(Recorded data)
==================================================
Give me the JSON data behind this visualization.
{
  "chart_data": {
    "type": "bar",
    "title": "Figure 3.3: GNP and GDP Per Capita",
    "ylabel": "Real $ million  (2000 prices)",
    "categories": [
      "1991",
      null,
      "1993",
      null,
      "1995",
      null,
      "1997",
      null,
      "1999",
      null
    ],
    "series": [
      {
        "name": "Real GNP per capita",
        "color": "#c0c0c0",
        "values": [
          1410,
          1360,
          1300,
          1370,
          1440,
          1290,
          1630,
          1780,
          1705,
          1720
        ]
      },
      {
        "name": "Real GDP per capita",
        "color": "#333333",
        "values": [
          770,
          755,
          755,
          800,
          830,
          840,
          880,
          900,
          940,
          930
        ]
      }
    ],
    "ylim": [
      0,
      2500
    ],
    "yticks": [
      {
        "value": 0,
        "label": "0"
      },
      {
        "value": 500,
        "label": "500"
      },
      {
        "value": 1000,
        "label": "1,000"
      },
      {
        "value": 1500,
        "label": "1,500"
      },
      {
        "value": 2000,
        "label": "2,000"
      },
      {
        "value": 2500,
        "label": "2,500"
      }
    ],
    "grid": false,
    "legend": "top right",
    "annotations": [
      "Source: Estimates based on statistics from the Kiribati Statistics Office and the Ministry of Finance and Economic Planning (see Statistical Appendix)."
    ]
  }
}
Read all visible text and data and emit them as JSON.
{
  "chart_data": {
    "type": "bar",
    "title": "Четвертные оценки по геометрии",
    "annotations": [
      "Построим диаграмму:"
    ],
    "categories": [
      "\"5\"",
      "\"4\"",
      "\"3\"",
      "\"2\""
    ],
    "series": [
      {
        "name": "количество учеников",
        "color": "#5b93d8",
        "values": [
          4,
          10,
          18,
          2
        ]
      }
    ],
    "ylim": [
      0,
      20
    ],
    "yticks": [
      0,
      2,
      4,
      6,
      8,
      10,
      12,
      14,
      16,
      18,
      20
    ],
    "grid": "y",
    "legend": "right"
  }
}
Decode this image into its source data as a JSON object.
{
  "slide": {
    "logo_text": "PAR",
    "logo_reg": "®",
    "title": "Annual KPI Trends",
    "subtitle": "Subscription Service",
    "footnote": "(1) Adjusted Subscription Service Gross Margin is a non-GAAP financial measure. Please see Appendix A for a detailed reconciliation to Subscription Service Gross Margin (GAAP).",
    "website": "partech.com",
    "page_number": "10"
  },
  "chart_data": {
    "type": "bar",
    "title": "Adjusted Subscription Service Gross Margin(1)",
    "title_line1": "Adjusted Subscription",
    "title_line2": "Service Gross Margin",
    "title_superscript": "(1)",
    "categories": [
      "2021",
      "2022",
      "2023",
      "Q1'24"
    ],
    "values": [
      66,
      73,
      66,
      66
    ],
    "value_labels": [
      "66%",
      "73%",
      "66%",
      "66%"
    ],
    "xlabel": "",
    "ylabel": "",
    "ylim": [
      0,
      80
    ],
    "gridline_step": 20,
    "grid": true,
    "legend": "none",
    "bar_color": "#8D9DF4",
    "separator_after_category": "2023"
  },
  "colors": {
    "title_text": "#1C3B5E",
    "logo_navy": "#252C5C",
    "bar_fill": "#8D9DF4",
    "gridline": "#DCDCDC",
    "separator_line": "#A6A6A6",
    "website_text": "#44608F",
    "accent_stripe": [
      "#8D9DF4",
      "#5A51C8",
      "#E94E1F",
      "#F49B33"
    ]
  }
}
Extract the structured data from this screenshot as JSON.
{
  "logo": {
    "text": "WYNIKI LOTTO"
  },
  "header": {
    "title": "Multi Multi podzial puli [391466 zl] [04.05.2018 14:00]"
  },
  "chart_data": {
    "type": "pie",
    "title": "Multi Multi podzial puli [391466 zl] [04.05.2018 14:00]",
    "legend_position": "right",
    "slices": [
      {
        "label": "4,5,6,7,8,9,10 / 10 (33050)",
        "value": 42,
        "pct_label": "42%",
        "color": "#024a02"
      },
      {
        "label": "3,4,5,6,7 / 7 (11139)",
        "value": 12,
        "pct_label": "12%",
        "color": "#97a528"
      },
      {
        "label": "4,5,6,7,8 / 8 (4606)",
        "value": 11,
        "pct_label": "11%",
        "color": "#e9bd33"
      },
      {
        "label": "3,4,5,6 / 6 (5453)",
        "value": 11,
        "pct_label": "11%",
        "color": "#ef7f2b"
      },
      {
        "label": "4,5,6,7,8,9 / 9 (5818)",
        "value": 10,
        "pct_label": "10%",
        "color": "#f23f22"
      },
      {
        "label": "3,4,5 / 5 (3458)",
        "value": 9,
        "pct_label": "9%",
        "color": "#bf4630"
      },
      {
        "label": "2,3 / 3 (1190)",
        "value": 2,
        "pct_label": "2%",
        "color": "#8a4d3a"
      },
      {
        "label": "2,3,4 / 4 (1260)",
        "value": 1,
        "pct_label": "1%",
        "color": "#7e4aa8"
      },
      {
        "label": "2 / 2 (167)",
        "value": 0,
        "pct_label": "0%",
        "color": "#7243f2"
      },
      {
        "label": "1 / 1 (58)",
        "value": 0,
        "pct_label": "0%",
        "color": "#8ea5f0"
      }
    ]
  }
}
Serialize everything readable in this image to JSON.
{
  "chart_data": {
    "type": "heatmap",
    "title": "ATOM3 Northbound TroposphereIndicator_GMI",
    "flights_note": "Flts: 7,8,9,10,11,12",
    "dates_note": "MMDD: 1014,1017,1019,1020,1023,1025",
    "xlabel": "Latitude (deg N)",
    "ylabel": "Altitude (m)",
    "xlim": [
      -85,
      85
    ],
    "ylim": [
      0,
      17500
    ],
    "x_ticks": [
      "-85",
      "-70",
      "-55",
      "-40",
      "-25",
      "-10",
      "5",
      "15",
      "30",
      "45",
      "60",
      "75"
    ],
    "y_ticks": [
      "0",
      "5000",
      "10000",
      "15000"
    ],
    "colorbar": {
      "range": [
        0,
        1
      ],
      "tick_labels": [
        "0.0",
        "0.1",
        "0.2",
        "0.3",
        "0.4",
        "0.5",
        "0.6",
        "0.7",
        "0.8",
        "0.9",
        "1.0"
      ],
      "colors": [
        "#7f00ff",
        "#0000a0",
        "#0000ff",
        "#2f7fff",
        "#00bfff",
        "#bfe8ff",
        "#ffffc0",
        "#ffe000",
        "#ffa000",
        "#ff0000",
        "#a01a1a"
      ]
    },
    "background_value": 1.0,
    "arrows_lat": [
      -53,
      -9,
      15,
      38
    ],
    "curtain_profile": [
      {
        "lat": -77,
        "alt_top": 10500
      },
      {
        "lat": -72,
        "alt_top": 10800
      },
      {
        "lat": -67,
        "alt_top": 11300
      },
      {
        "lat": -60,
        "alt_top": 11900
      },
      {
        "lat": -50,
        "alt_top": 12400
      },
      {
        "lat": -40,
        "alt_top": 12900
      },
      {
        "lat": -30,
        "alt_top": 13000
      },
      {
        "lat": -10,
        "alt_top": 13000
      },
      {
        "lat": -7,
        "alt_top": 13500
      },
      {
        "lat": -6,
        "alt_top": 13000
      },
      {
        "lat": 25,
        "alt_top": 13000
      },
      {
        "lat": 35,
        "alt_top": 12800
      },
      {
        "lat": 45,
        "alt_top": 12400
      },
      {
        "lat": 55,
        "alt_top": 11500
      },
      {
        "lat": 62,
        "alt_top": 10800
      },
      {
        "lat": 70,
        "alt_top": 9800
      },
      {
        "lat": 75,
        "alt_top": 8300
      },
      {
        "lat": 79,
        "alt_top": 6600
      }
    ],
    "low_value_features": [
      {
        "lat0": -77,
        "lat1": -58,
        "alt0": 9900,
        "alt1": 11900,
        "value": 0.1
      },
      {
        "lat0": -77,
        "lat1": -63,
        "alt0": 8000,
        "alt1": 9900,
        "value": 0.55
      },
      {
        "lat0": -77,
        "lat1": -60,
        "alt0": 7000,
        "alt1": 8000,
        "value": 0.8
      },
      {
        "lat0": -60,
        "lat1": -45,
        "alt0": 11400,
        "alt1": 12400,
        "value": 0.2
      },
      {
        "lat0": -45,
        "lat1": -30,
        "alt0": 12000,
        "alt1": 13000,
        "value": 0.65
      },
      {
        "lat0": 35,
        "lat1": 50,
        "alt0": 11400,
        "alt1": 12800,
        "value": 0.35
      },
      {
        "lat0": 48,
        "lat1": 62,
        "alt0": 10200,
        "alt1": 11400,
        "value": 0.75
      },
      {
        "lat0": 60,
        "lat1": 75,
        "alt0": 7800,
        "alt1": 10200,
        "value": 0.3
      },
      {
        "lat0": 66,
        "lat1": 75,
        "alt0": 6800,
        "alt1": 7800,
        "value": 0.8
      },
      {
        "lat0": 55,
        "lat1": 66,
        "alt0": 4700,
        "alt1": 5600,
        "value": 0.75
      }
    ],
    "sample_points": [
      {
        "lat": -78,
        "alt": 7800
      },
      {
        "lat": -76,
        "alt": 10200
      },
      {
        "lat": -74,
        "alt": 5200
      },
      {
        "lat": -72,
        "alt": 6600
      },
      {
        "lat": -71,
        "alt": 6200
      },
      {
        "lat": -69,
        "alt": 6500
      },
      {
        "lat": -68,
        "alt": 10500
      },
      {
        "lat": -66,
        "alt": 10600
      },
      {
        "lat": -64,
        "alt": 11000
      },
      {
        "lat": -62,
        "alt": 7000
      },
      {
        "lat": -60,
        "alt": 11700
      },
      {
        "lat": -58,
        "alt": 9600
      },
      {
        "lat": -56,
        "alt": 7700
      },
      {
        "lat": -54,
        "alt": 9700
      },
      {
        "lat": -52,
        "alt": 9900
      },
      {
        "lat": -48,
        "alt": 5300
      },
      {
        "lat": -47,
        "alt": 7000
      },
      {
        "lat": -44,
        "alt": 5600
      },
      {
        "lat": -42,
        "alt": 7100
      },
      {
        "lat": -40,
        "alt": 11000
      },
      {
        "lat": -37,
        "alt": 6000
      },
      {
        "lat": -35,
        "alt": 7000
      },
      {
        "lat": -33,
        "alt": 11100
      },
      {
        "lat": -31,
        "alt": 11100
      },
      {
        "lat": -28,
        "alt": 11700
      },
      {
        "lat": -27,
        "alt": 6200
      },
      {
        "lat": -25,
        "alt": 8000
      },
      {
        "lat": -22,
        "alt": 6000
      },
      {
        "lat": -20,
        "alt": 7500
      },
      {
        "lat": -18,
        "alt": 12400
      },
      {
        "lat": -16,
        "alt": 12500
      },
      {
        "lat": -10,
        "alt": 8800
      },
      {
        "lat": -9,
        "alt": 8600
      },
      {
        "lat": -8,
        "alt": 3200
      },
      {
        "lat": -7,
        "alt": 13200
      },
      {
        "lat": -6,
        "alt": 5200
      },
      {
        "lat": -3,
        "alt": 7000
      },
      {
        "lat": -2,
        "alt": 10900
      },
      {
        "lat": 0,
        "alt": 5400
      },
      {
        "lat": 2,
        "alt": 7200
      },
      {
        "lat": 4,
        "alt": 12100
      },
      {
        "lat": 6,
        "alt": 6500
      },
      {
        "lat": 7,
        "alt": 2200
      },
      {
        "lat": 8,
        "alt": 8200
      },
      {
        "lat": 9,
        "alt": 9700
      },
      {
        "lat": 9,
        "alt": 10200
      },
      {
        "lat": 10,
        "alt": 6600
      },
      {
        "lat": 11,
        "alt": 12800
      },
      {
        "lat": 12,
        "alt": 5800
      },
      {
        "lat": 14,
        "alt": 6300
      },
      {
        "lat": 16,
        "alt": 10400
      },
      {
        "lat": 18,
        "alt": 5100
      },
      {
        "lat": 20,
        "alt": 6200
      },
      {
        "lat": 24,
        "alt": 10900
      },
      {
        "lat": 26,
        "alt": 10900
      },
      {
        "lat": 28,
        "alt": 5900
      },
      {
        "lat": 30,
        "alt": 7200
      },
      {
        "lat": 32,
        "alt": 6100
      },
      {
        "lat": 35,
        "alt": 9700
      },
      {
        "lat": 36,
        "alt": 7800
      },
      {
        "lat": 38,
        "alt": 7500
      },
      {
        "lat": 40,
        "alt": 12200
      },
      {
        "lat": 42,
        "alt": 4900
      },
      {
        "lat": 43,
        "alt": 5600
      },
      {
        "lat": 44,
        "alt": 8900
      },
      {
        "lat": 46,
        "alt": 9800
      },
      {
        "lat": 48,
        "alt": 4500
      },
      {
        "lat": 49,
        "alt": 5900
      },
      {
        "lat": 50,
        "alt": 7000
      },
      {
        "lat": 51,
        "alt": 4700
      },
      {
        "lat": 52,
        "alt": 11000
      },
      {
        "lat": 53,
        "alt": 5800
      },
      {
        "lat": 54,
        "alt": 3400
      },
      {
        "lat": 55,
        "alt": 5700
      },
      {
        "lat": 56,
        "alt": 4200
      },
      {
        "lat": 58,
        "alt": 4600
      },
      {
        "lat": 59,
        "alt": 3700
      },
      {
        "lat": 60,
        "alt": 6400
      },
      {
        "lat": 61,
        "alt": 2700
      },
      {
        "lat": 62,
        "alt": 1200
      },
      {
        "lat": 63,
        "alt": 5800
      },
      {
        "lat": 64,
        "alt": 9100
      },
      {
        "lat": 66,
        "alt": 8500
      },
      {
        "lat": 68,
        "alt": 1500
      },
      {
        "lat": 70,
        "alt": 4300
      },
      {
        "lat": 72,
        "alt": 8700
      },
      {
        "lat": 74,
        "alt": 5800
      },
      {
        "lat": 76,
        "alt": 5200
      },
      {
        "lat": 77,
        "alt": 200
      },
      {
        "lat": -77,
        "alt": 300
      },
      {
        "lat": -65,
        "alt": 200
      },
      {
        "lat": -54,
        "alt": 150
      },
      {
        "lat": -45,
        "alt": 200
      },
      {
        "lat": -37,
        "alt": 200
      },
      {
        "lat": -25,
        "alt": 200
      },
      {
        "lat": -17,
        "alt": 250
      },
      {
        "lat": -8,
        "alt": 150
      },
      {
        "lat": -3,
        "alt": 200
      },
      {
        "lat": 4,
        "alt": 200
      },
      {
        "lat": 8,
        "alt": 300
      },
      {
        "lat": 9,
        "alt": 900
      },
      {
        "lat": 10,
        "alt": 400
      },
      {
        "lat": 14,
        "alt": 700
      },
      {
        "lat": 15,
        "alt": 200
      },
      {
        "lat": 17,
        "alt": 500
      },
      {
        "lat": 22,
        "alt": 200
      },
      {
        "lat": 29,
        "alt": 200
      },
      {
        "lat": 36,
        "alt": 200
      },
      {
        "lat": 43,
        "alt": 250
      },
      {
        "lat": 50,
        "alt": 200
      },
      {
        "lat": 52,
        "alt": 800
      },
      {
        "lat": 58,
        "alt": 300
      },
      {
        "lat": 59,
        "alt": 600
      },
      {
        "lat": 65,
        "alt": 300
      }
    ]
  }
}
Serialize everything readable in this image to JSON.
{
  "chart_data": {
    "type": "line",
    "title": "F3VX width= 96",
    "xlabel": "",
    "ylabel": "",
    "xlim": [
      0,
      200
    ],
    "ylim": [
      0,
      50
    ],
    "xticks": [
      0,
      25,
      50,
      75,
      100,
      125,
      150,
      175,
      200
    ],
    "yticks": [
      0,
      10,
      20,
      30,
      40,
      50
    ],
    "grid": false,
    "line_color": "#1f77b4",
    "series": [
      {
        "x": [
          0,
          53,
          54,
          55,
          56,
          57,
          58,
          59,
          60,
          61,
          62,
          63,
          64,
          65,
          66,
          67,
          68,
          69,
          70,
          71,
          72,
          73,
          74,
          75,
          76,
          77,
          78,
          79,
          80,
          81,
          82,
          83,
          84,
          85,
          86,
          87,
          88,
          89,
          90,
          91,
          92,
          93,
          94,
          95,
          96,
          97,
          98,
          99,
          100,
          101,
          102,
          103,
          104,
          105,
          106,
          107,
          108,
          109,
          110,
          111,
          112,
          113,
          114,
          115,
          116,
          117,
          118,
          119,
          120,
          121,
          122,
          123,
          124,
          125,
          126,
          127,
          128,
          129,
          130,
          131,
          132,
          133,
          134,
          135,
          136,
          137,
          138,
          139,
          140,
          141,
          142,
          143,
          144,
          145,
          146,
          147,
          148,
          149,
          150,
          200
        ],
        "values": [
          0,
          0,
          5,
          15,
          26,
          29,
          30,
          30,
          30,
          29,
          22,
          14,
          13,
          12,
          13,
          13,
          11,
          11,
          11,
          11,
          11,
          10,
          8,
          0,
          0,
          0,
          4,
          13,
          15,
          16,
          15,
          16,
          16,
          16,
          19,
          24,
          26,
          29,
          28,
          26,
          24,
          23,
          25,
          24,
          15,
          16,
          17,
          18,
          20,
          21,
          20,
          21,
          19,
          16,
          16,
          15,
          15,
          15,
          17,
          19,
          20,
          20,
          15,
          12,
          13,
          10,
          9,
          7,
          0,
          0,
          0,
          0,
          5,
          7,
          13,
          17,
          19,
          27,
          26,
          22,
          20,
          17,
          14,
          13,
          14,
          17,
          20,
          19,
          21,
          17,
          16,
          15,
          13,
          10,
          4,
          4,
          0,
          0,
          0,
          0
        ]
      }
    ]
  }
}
==================================================
▶ Requirement
Filter the records down to the lines that contain the string "Gross", and copy those lines.

▶ Solution for this problem
    "footnote": "(1) Adjusted Subscription Service Gross Margin is a non-GAAP financial measure. Please see Appendix A for a detailed reconciliation to Subscription Service Gross Margin (GAAP).",
    "title": "Adjusted Subscription Service Gross Margin(1)",
    "title_line2": "Service Gross Margin",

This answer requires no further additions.